Supplied data:
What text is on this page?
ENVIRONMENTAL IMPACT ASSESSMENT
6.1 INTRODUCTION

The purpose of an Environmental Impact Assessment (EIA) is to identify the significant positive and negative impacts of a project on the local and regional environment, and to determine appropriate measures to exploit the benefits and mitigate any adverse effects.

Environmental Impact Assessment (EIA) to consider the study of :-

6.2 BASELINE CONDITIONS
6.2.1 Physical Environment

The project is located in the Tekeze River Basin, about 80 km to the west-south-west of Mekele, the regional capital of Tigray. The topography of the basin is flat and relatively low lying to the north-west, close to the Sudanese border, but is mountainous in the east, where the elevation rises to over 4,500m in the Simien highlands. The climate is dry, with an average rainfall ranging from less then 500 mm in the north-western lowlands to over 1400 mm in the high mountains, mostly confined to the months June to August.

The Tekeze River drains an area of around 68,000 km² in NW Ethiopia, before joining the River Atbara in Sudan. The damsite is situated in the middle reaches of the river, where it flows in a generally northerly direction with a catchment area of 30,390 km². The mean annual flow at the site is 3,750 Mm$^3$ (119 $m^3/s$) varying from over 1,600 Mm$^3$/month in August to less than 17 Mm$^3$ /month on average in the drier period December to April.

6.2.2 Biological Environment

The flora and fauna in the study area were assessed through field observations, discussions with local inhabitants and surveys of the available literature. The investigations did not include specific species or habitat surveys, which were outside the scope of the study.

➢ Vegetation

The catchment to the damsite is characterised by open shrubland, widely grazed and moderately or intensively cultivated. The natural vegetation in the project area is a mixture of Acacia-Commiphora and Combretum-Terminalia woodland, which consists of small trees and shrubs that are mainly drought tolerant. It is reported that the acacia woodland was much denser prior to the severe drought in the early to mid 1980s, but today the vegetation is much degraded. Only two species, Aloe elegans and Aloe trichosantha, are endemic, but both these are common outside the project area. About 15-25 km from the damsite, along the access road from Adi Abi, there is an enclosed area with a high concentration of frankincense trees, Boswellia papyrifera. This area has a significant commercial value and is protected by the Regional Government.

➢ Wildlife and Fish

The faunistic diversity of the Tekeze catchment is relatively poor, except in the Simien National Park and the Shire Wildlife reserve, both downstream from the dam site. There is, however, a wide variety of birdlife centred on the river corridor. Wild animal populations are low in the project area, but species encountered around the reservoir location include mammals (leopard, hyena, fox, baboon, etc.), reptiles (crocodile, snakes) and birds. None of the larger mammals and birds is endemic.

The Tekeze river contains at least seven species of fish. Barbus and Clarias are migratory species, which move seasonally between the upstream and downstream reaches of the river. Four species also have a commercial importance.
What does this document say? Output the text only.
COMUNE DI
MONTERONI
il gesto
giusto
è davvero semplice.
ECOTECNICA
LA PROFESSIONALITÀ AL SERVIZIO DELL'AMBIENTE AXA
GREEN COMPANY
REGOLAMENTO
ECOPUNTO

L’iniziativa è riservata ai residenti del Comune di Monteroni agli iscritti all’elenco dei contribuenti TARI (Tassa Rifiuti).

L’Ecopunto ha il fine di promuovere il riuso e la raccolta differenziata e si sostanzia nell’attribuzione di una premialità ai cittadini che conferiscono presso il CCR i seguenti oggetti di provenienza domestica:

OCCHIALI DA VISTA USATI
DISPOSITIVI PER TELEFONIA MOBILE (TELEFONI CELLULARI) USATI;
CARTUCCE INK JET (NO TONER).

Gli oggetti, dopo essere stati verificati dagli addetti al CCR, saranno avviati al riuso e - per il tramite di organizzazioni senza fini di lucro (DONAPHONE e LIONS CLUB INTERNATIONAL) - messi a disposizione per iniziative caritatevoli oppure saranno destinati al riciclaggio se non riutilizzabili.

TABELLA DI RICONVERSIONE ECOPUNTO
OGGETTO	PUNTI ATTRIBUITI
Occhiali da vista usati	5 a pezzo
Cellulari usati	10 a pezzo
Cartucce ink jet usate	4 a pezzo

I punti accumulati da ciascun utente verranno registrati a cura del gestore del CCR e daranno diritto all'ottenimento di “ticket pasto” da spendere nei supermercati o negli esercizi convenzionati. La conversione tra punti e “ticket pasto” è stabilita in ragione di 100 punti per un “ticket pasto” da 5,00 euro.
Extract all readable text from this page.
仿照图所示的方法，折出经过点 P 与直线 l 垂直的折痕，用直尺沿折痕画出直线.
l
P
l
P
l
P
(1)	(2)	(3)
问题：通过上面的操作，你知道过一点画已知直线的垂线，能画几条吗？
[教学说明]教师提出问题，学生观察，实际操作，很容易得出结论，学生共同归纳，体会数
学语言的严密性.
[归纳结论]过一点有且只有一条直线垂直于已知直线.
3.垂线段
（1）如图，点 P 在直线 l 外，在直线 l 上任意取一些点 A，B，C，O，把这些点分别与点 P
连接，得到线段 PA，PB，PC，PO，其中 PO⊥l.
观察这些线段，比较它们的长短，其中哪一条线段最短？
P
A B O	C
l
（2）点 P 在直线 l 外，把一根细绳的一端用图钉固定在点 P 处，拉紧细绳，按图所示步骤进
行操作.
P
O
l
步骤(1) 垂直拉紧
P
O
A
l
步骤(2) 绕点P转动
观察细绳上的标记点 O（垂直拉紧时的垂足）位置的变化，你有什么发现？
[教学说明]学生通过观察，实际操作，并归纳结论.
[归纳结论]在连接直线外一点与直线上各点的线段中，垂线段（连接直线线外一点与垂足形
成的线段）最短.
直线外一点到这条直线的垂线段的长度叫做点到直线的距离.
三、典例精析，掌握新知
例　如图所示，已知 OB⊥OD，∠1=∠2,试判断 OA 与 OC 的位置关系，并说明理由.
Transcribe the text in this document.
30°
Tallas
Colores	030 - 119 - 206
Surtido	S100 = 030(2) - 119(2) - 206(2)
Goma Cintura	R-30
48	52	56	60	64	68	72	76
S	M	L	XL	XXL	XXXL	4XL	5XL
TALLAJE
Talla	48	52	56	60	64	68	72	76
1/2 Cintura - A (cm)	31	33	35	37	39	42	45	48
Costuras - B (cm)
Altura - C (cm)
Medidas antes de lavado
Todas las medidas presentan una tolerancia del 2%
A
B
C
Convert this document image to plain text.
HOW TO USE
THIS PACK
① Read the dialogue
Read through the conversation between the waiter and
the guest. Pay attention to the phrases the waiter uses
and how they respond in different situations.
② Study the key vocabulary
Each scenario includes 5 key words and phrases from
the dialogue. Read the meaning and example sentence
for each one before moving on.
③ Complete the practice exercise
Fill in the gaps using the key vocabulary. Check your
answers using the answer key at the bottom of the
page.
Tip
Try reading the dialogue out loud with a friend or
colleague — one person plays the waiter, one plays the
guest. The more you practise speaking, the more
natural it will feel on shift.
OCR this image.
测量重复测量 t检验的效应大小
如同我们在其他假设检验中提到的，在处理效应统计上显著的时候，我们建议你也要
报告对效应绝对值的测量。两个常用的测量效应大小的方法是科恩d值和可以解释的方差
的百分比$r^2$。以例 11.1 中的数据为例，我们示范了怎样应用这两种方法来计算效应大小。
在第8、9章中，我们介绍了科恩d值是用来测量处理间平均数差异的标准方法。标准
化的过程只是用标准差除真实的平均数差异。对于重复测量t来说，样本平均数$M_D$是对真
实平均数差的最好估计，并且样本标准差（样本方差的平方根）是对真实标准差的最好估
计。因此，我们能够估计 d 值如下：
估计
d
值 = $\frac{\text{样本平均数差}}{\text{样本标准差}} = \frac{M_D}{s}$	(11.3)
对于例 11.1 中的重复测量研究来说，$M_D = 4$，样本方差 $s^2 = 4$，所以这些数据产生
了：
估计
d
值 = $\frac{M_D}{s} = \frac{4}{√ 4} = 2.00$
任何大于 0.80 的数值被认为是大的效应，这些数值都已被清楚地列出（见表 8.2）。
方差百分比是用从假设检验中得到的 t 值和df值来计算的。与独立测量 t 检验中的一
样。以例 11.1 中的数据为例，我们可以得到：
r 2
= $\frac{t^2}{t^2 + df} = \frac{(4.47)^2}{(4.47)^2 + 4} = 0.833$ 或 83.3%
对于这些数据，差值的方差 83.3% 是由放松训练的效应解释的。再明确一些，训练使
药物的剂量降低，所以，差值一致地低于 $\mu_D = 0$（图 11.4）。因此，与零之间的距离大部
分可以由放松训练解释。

Exercise description:
Each line from the one with "OCR this image." through the last line of the records must be written out word for word. Include nothing else.

Problem solution:
OCR this image.
测量重复测量 t检验的效应大小
如同我们在其他假设检验中提到的，在处理效应统计上显著的时候，我们建议你也要
报告对效应绝对值的测量。两个常用的测量效应大小的方法是科恩d值和可以解释的方差
的百分比$r^2$。以例 11.1 中的数据为例，我们示范了怎样应用这两种方法来计算效应大小。
在第8、9章中，我们介绍了科恩d值是用来测量处理间平均数差异的标准方法。标准
化的过程只是用标准差除真实的平均数差异。对于重复测量t来说，样本平均数$M_D$是对真
实平均数差的最好估计，并且样本标准差（样本方差的平方根）是对真实标准差的最好估
计。因此，我们能够估计 d 值如下：
估计
d
值 = $\frac{\text{样本平均数差}}{\text{样本标准差}} = \frac{M_D}{s}$	(11.3)
对于例 11.1 中的重复测量研究来说，$M_D = 4$，样本方差 $s^2 = 4$，所以这些数据产生
了：
估计
d
值 = $\frac{M_D}{s} = \frac{4}{√ 4} = 2.00$
任何大于 0.80 的数值被认为是大的效应，这些数值都已被清楚地列出（见表 8.2）。
方差百分比是用从假设检验中得到的 t 值和df值来计算的。与独立测量 t 检验中的一
样。以例 11.1 中的数据为例，我们可以得到：
r 2
= $\frac{t^2}{t^2 + df} = \frac{(4.47)^2}{(4.47)^2 + 4} = 0.833$ 或 83.3%
对于这些数据，差值的方差 83.3% 是由放松训练的效应解释的。再明确一些，训练使
药物的剂量降低，所以，差值一致地低于 $\mu_D = 0$（图 11.4）。因此，与零之间的距离大部
分可以由放松训练解释。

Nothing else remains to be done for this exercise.